» **Exercise objective**
Can you print the data exactly and leave out each image?

§

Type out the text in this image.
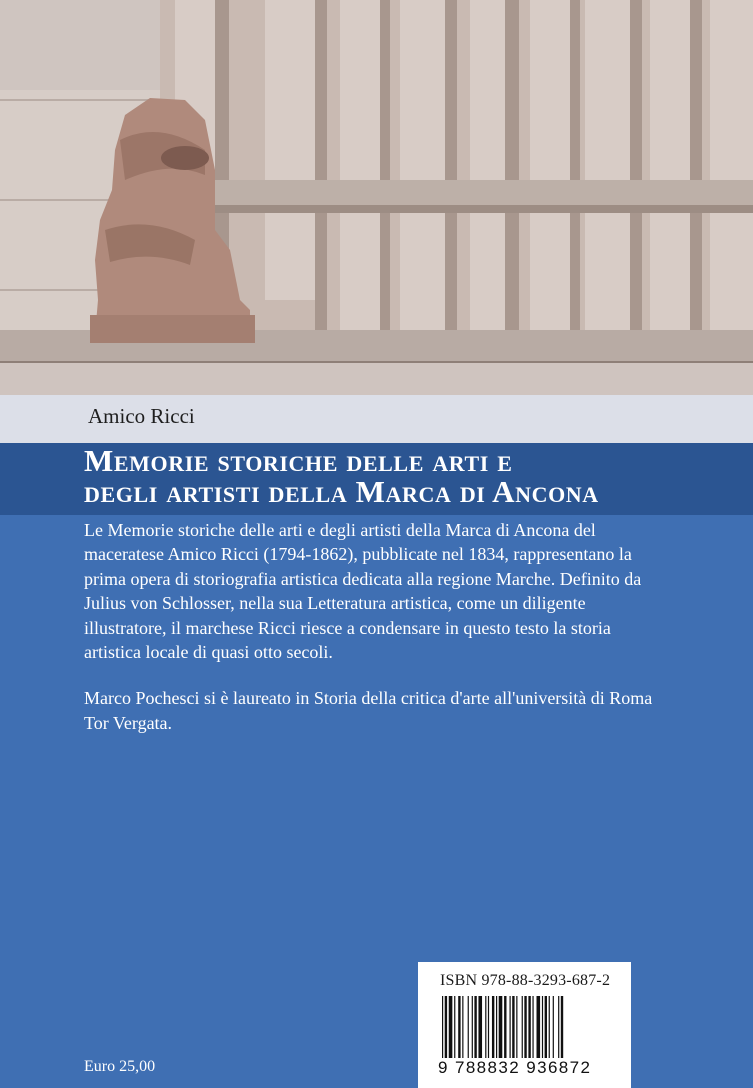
Amico Ricci
Memorie storiche delle arti e
degli artisti della Marca di Ancona

Le Memorie storiche delle arti e degli artisti della Marca di Ancona del maceratese Amico Ricci (1794-1862), pubblicate nel 1834, rappresentano la prima opera di storiografia artistica dedicata alla regione Marche. Definito da Julius von Schlosser, nella sua Letteratura artistica, come un diligente illustratore, il marchese Ricci riesce a condensare in questo testo la storia artistica locale di quasi otto secoli.

Marco Pochesci si è laureato in Storia della critica d'arte all'università di Roma Tor Vergata.

Euro 25,00
ISBN 978-88-3293-687-2
9 788832 936872
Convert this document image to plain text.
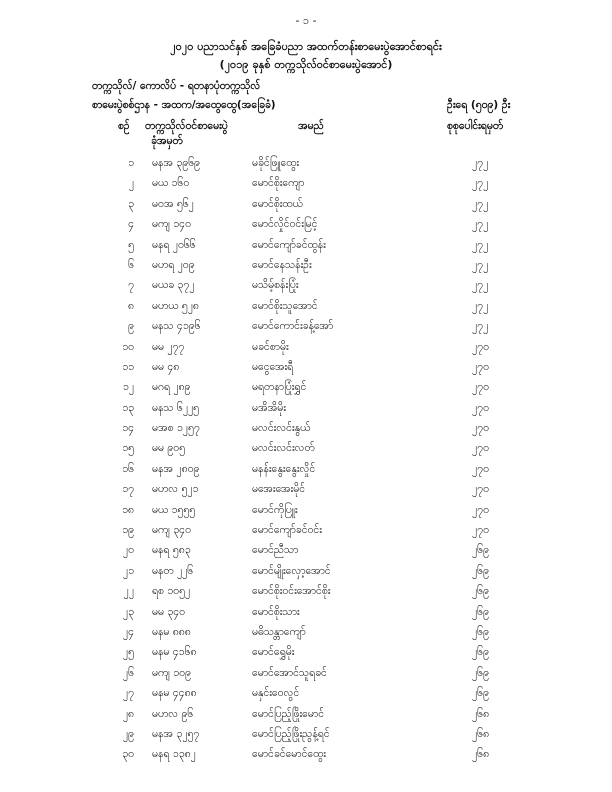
- ၁ -
၂၀၂၀ ပညာသင်နှစ် အခြေခံပညာ အထက်တန်းစာမေးပွဲအောင်စာရင်း
(၂၀၁၉ ခုနှစ် တက္ကသိုလ်ဝင်စာမေးပွဲအောင်)
တက္ကသိုလ်/ ကောလိပ် - ရတနာပုံတက္ကသိုလ်
စာမေးပွဲစစ်ဌာန - အထက/အထွေထွေ(အခြေခံ)	ဦးရေ (၅၀၉) ဦး
စဉ် တက္ကသိုလ်ဝင်စာမေးပွဲ
ခုံအမှတ်
အမည်	စုစုပေါင်းရမှတ်
၁ မနအ ၃၉၆၉	မခိုင်ဖြူထွေး	၂၇၂
၂ မယ ၁၆၀	မောင်စိုးကျော	၂၇၂
၃ မဝအ ၅၆၂	မောင်စိုးထယ်	၂၇၂
၄ မကျ ၁၄၀	မောင်လှိုင်ဝင်းမြင့်	၂၇၂
၅ မနရ ၂၀၆၆	မောင်ကျော်ခင်ထွန်း	၂၇၂
၆ မဟရ ၂၀၉	မောင်နေသန်းဦး	၂၇၂
၇ မယခ ၃၇၂	မသိမ့်စန်းပြုံး	၂၇၂
၈ မဟယ ၅၂၈	မောင်စိုးသူအောင်	၂၇၂
၉ မနသ ၄၁၉၆	မောင်ကောင်းခန့်အော်	၂၇၂
၁၀ မမ ၂၇၇	မခင်စာမိုး	၂၇၀
၁၁ မမ ၄၈	မငွေအေးရီ	၂၇၀
၁၂ မဂရ ၂၈၉	မရတနာပြုံးရွှင်	၂၇၀
၁၃ မနသ ၆၂၂၅	မအိအိမိုး	၂၇၀
၁၄ မအစ ၁၂၅၇	မလင်းလင်းနွယ်	၂၇၀
၁၅ မမ ၉၀၅	မလင်းလင်းလတ်	၂၇၀
၁၆ မနအ ၂၈၀၉	မနန်းနွေးနွေးလှိုင်	၂၇၀
၁၇ မဟလ ၅၂၁	မအေးအေးမိုင်	၂၇၀
၁၈ မယ ၁၅၅၅	မောင်ကိုပြူး	၂၇၀
၁၉ မကျ ၃၄၀	မောင်ကျော်ခင်ဝင်း	၂၇၀
၂၀ မနရ ၅၈၃	မောင်ညီသာ	၂၆၉
၂၁ မနတ ၂၂၆	မောင်မျိုးလှော့အောင်	၂၆၉
၂၂ ရစ ၁၀၅၂	မောင်စိုးဝင်းအောင်စိုး	၂၆၉
၂၃ မမ ၃၄၀	မောင်စိုးသား	၂၆၉
၂၄ မနမ ၈၈၈	မဓိသန္တာကျော်	၂၆၉
၂၅ မနမ ၄၁၆၈	မောင်ရွှေမိုး	၂၆၉
၂၆ မကျ ၁၀၉	မောင်အောင်သူရခင်	၂၆၉
၂၇ မနမ ၄၄၈၈	မနှင်းဝေလွင်	၂၆၉
၂၈ မဟလ ၉၆	မောင်ပြည့်ဖြိုးမောင်	၂၆၈
၂၉ မနအ ၃၂၅၇	မောင်ပြည့်ဖြိုးညွန့်ရင်	၂၆၈
၃၀ မနရ ၁၃၈၂	မောင်ခင်မောင်ထွေး	၂၆၈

§

» **Expected answer**
Type out the text in this image.
Amico Ricci
Memorie storiche delle arti e
degli artisti della Marca di Ancona

Le Memorie storiche delle arti e degli artisti della Marca di Ancona del maceratese Amico Ricci (1794-1862), pubblicate nel 1834, rappresentano la prima opera di storiografia artistica dedicata alla regione Marche. Definito da Julius von Schlosser, nella sua Letteratura artistica, come un diligente illustratore, il marchese Ricci riesce a condensare in questo testo la storia artistica locale di quasi otto secoli.

Marco Pochesci si è laureato in Storia della critica d'arte all'università di Roma Tor Vergata.

Euro 25,00
ISBN 978-88-3293-687-2
9 788832 936872
Convert this document image to plain text.
- ၁ -
၂၀၂၀ ပညာသင်နှစ် အခြေခံပညာ အထက်တန်းစာမေးပွဲအောင်စာရင်း
(၂၀၁၉ ခုနှစ် တက္ကသိုလ်ဝင်စာမေးပွဲအောင်)
တက္ကသိုလ်/ ကောလိပ် - ရတနာပုံတက္ကသိုလ်
စာမေးပွဲစစ်ဌာန - အထက/အထွေထွေ(အခြေခံ)	ဦးရေ (၅၀၉) ဦး
စဉ် တက္ကသိုလ်ဝင်စာမေးပွဲ
ခုံအမှတ်
အမည်	စုစုပေါင်းရမှတ်
၁ မနအ ၃၉၆၉	မခိုင်ဖြူထွေး	၂၇၂
၂ မယ ၁၆၀	မောင်စိုးကျော	၂၇၂
၃ မဝအ ၅၆၂	မောင်စိုးထယ်	၂၇၂
၄ မကျ ၁၄၀	မောင်လှိုင်ဝင်းမြင့်	၂၇၂
၅ မနရ ၂၀၆၆	မောင်ကျော်ခင်ထွန်း	၂၇၂
၆ မဟရ ၂၀၉	မောင်နေသန်းဦး	၂၇၂
၇ မယခ ၃၇၂	မသိမ့်စန်းပြုံး	၂၇၂
၈ မဟယ ၅၂၈	မောင်စိုးသူအောင်	၂၇၂
၉ မနသ ၄၁၉၆	မောင်ကောင်းခန့်အော်	၂၇၂
၁၀ မမ ၂၇၇	မခင်စာမိုး	၂၇၀
၁၁ မမ ၄၈	မငွေအေးရီ	၂၇၀
၁၂ မဂရ ၂၈၉	မရတနာပြုံးရွှင်	၂၇၀
၁၃ မနသ ၆၂၂၅	မအိအိမိုး	၂၇၀
၁၄ မအစ ၁၂၅၇	မလင်းလင်းနွယ်	၂၇၀
၁၅ မမ ၉၀၅	မလင်းလင်းလတ်	၂၇၀
၁၆ မနအ ၂၈၀၉	မနန်းနွေးနွေးလှိုင်	၂၇၀
၁၇ မဟလ ၅၂၁	မအေးအေးမိုင်	၂၇၀
၁၈ မယ ၁၅၅၅	မောင်ကိုပြူး	၂၇၀
၁၉ မကျ ၃၄၀	မောင်ကျော်ခင်ဝင်း	၂၇၀
၂၀ မနရ ၅၈၃	မောင်ညီသာ	၂၆၉
၂၁ မနတ ၂၂၆	မောင်မျိုးလှော့အောင်	၂၆၉
၂၂ ရစ ၁၀၅၂	မောင်စိုးဝင်းအောင်စိုး	၂၆၉
၂၃ မမ ၃၄၀	မောင်စိုးသား	၂၆၉
၂၄ မနမ ၈၈၈	မဓိသန္တာကျော်	၂၆၉
၂၅ မနမ ၄၁၆၈	မောင်ရွှေမိုး	၂၆၉
၂၆ မကျ ၁၀၉	မောင်အောင်သူရခင်	၂၆၉
၂၇ မနမ ၄၄၈၈	မနှင်းဝေလွင်	၂၆၉
၂၈ မဟလ ၉၆	မောင်ပြည့်ဖြိုးမောင်	၂၆၈
၂၉ မနအ ၃၂၅၇	မောင်ပြည့်ဖြိုးညွန့်ရင်	၂၆၈
၃၀ မနရ ၁၃၈၂	မောင်ခင်မောင်ထွေး	၂၆၈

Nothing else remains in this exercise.